(YANG PERLU DIKERJAKAN):
1) Perbarui bagian kutipan tentang Arabisasi Indonesia yang dimulai dengan "Sebagai bagian dari" dan berlanjut sampai "ulama nusantara sebelumnya.", lalu ganti "nenek moyang" dengan "leluhur".
2) Menurut kutipan tentang Arabisasi Indonesia, dalam bingkai apa nilai-nilai toleransi dan hidup rukun itu dijalankan?

(KUTIPAN TERPILIH):

○ ○ ○ ○

18 Maret 2012

Arabisasi Indonesia

 



Sebagai bagian dari bangsa Indonesia, kita telah mengenal warisan budaya yang telah mentradisi dalam kehidupan bermasyarakat, berbangsa dan bernegara. Yakni, berupa nilai-nilai toleransi, saling menghormati, saling memahami perbedaan dan hidup rukun dalam bingkai "Bhinneka Tunggal Ika".

Rupanya, nilai-nilai mulia itu yang oleh beberapa pihak akan dicemari. Paling tidak, mau dirusak dan diubah. Caranya dengan mengemukakan term-term yang tampaknya benar, tapi pada dasarnya ingin mencerabut akar budaya warisan nenek moyang kita yang notabene-nya juga warisan ulama nusantara sebelumnya.

Dalam rangka itu pula, lalu kemudian disuguhkan pernyataan-pernyataan menarik yang membius umat untuk mengikuti cara-cara baru dalam beragama, bersosial dan bernegara. Sebenarnya sih, hal ini bukan barang baru, tapi kini dikumandangkan lagi seiring dengan terbukanya kran kebebasan di berbagai bidang.

○ ○ ○ ○

(DAFTAR CATATAN):
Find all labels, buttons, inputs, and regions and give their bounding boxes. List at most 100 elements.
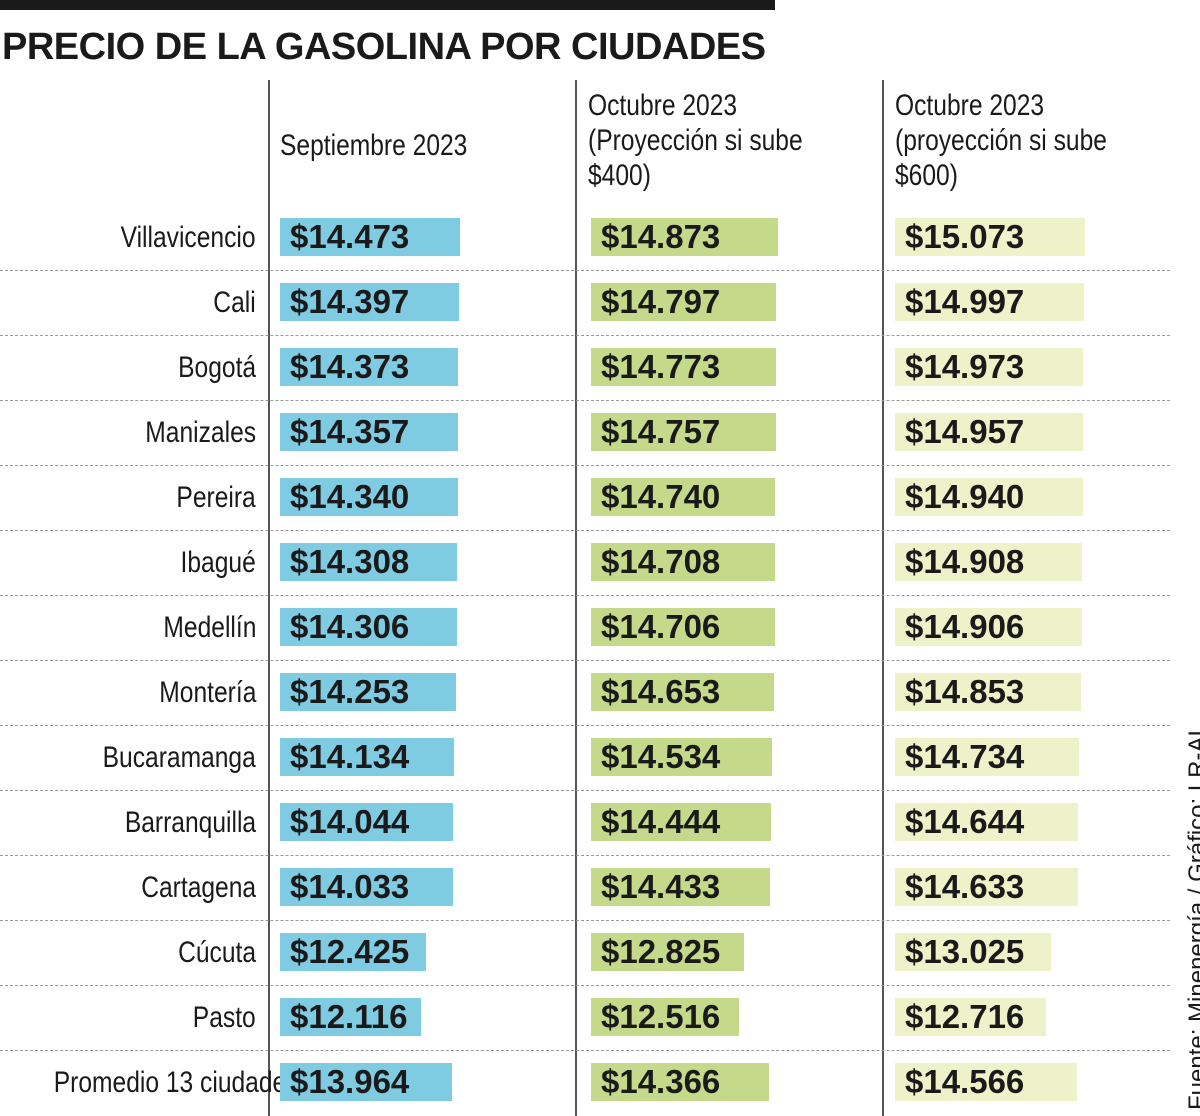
- value-label: $14.653: [601, 673, 721, 710]
- bar-sep: [280, 348, 458, 386]
- column-header-line: (Proyección si sube: [588, 124, 803, 158]
- bar-oct400: [591, 868, 770, 906]
- column-header-sep: Septiembre 2023: [280, 128, 467, 163]
- bar-oct400: [591, 543, 775, 581]
- bar-sep: [280, 998, 421, 1036]
- chart-title: PRECIO DE LA GASOLINA POR CIUDADES: [2, 26, 766, 68]
- city-label: Villavicencio: [121, 221, 256, 254]
- value-label: $14.797: [601, 283, 721, 320]
- city-label: Barranquilla: [124, 806, 256, 839]
- row-separator: [0, 660, 1170, 661]
- value-label: $14.134: [290, 738, 410, 775]
- value-label: $14.473: [290, 218, 410, 255]
- row-separator: [0, 725, 1170, 726]
- row-separator: [0, 465, 1170, 466]
- bar-sep: [280, 933, 426, 971]
- bar-sep: [280, 738, 454, 776]
- column-header-line: $600): [895, 159, 958, 193]
- bar-oct400: [591, 998, 739, 1036]
- bar-oct600: [895, 738, 1079, 776]
- value-label: $14.633: [905, 868, 1025, 905]
- row-separator: [0, 595, 1170, 596]
- bar-sep: [280, 803, 453, 841]
- column-header-line: (proyección si sube: [895, 124, 1107, 158]
- value-label: $14.644: [905, 803, 1025, 840]
- bar-oct600: [895, 1063, 1077, 1101]
- value-label: $14.773: [601, 348, 721, 385]
- city-label: Montería: [158, 676, 256, 709]
- value-label: $14.873: [601, 218, 721, 255]
- value-label: $14.708: [601, 543, 721, 580]
- value-label: $14.997: [905, 283, 1025, 320]
- column-header-oct600: Octubre 2023 (proyección si sube $600): [895, 88, 1107, 193]
- value-label: $14.306: [290, 608, 410, 645]
- bar-oct400: [591, 738, 772, 776]
- bar-oct600: [895, 998, 1046, 1036]
- bar-oct400: [591, 348, 776, 386]
- row-separator: [0, 400, 1170, 401]
- value-label: $12.116: [290, 998, 408, 1035]
- bar-oct400: [591, 803, 771, 841]
- bar-oct600: [895, 413, 1083, 451]
- bar-oct400: [591, 1063, 769, 1101]
- value-label: $14.853: [905, 673, 1025, 710]
- bar-oct400: [591, 673, 774, 711]
- bar-oct600: [895, 218, 1085, 256]
- value-label: $14.906: [905, 608, 1025, 645]
- top-rule: [0, 0, 775, 10]
- city-label: Cartagena: [141, 871, 256, 904]
- bar-oct600: [895, 283, 1084, 321]
- value-label: $14.044: [290, 803, 410, 840]
- city-label: Cúcuta: [178, 936, 256, 969]
- bar-sep: [280, 868, 453, 906]
- value-label: $12.716: [905, 998, 1025, 1035]
- bar-sep: [280, 283, 459, 321]
- row-separator: [0, 530, 1170, 531]
- row-separator: [0, 1050, 1170, 1051]
- city-label: Cali: [213, 286, 256, 319]
- bar-oct600: [895, 673, 1081, 711]
- bar-oct400: [591, 608, 775, 646]
- city-label: Promedio 13 ciudades: [53, 1066, 299, 1099]
- value-label: $14.534: [601, 738, 721, 775]
- column-divider: [882, 80, 884, 1116]
- value-label: $14.940: [905, 478, 1025, 515]
- bar-oct600: [895, 803, 1078, 841]
- bar-sep: [280, 608, 457, 646]
- bar-oct600: [895, 478, 1083, 516]
- value-label: $14.433: [601, 868, 721, 905]
- bar-oct400: [591, 283, 776, 321]
- bar-sep: [280, 673, 456, 711]
- row-separator: [0, 985, 1170, 986]
- value-label: $14.397: [290, 283, 410, 320]
- row-separator: [0, 920, 1170, 921]
- bar-sep: [280, 1063, 452, 1101]
- value-label: $14.566: [905, 1063, 1025, 1100]
- value-label: $14.706: [601, 608, 721, 645]
- column-header-line: Octubre 2023: [895, 89, 1045, 122]
- value-label: $14.908: [905, 543, 1025, 580]
- city-label: Medellín: [163, 611, 256, 644]
- column-header-line: Septiembre 2023: [280, 129, 468, 162]
- value-label: $14.253: [290, 673, 410, 710]
- value-label: $14.366: [601, 1063, 721, 1100]
- city-label: Bogotá: [178, 351, 256, 384]
- value-label: $14.357: [290, 413, 410, 450]
- value-label: $14.757: [601, 413, 721, 450]
- city-label: Ibagué: [180, 546, 256, 579]
- bar-oct600: [895, 608, 1082, 646]
- bar-oct600: [895, 933, 1051, 971]
- value-label: $14.973: [905, 348, 1025, 385]
- value-label: $14.444: [601, 803, 721, 840]
- city-label: Pereira: [176, 481, 256, 514]
- value-label: $14.033: [290, 868, 410, 905]
- value-label: $13.025: [905, 933, 1025, 970]
- value-label: $12.825: [601, 933, 721, 970]
- bar-oct400: [591, 478, 775, 516]
- bar-oct600: [895, 348, 1083, 386]
- city-label: Bucaramanga: [102, 741, 256, 774]
- bar-sep: [280, 218, 460, 256]
- city-label: Pasto: [193, 1001, 256, 1034]
- source-credit: Fuente: Minenergía / Gráfico: LR-AL: [1184, 723, 1200, 1110]
- column-header-line: Octubre 2023: [588, 89, 738, 122]
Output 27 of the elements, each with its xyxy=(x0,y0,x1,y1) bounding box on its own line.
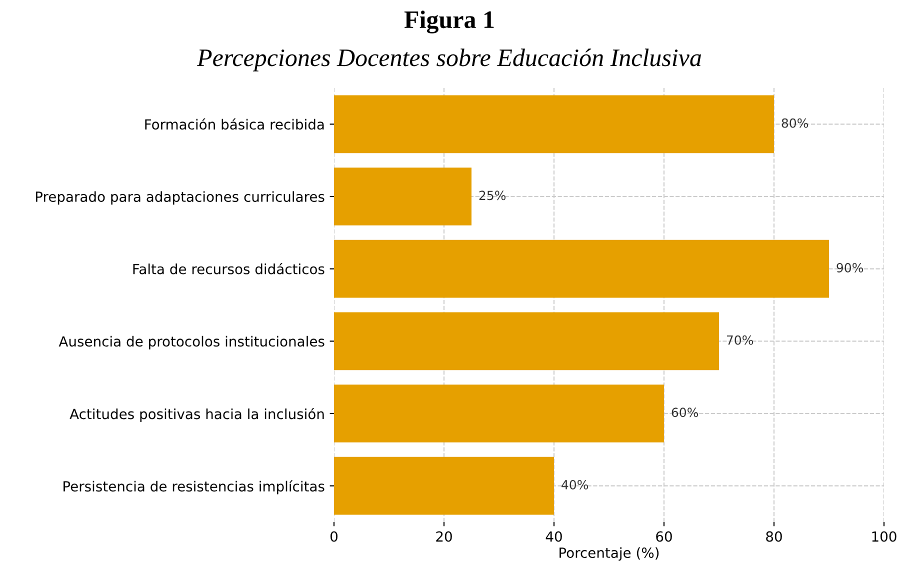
y-tick-label: Formación básica recibida xyxy=(145,118,324,130)
x-tick-label: 80 xyxy=(766,531,782,542)
x-tick-label: 60 xyxy=(656,531,672,542)
y-tick-label: Persistencia de resistencias implícitas xyxy=(64,480,324,494)
chart-title: Figura 1 xyxy=(404,10,494,34)
data-label: 90% xyxy=(836,263,864,272)
bar xyxy=(334,456,554,515)
x-tick-label: 100 xyxy=(872,531,896,542)
data-label: 40% xyxy=(562,480,588,490)
data-label: 25% xyxy=(479,190,506,200)
x-tick-label: 0 xyxy=(330,531,338,542)
data-label: 70% xyxy=(726,335,754,345)
y-tick-label: Ausencia de protocolos institucionales xyxy=(58,336,324,350)
bar xyxy=(334,384,664,442)
x-tick-label: 20 xyxy=(436,531,452,542)
y-tick-label: Falta de recursos didácticos xyxy=(133,263,324,274)
x-tick-label: 40 xyxy=(546,531,562,542)
bar xyxy=(334,240,829,298)
x-axis-title: Porcentaje (%) xyxy=(560,547,659,561)
chart-subtitle: Percepciones Docentes sobre Educación Inclusiva xyxy=(196,48,701,72)
bar xyxy=(334,312,719,370)
y-tick-label: Preparado para adaptaciones curriculares xyxy=(36,191,324,205)
bar xyxy=(334,95,774,154)
data-label: 80% xyxy=(782,118,808,128)
bar xyxy=(334,168,472,226)
y-tick-label: Actitudes positivas hacia la inclusión xyxy=(70,408,324,422)
data-label: 60% xyxy=(672,408,698,418)
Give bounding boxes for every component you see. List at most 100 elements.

○ ○ ○ ○

(JAWABAN YANG DIHARAPKAN):
1)
Sebagai bagian dari bangsa Indonesia, kita telah mengenal warisan budaya yang telah mentradisi dalam kehidupan bermasyarakat, berbangsa dan bernegara. Yakni, berupa nilai-nilai toleransi, saling menghormati, saling memahami perbedaan dan hidup rukun dalam bingkai "Bhinneka Tunggal Ika".

Rupanya, nilai-nilai mulia itu yang oleh beberapa pihak akan dicemari. Paling tidak, mau dirusak dan diubah. Caranya dengan mengemukakan term-term yang tampaknya benar, tapi pada dasarnya ingin mencerabut akar budaya warisan leluhur kita yang notabene-nya juga warisan ulama nusantara sebelumnya.

2) Dalam bingkai "Bhinneka Tunggal Ika".